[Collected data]
-- START --
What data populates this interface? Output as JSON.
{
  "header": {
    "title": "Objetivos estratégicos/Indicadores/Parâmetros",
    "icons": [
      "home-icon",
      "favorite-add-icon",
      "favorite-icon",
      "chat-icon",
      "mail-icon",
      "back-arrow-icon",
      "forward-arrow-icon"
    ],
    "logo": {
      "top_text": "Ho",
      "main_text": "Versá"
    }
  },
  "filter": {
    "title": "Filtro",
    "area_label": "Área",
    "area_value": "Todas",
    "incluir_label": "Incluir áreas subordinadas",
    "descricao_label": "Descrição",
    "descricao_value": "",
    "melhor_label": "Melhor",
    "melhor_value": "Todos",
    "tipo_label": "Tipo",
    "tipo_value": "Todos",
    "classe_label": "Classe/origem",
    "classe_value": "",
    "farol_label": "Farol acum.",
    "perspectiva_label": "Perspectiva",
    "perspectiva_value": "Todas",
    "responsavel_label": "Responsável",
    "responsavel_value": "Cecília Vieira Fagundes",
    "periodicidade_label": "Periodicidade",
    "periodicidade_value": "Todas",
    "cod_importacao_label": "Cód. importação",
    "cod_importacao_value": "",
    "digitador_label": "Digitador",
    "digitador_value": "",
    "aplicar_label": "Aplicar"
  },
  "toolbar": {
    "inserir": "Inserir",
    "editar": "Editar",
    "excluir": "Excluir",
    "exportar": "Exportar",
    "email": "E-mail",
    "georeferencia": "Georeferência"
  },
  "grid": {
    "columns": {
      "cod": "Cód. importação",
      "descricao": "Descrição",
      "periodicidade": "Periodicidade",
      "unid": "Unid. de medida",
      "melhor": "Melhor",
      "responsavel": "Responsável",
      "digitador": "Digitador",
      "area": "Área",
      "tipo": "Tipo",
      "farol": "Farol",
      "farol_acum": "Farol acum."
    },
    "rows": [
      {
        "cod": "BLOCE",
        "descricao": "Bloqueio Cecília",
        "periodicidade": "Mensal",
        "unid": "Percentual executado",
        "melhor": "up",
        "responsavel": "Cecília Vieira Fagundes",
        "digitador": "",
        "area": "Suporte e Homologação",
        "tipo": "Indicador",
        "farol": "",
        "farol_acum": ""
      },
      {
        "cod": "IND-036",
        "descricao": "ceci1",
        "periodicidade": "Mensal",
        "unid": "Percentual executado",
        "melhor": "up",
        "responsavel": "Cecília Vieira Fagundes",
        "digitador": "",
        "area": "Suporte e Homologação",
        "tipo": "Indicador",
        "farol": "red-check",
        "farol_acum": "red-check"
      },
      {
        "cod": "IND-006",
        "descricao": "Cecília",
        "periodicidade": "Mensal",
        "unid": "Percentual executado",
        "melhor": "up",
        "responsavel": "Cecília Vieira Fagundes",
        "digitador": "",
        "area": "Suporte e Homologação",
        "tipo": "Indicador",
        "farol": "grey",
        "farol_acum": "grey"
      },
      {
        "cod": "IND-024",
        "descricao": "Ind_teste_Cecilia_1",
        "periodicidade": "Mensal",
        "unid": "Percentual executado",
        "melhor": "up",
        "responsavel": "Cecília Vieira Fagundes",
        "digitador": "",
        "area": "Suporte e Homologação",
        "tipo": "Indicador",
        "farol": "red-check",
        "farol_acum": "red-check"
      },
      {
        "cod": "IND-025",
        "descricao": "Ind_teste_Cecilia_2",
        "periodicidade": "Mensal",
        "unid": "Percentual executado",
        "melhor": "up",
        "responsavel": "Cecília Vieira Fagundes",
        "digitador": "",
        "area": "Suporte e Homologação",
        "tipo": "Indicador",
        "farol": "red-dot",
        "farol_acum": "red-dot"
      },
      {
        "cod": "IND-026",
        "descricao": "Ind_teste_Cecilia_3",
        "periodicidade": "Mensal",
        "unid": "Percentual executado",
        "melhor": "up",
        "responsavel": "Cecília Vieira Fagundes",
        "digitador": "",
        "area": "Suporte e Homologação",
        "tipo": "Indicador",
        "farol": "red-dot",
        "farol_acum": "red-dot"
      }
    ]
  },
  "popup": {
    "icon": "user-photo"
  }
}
-- END --
▸ **Exercise objective**:
Determine how many lines include the word "Descrição" and report that number by itself.

▸ **Correct answer**:
2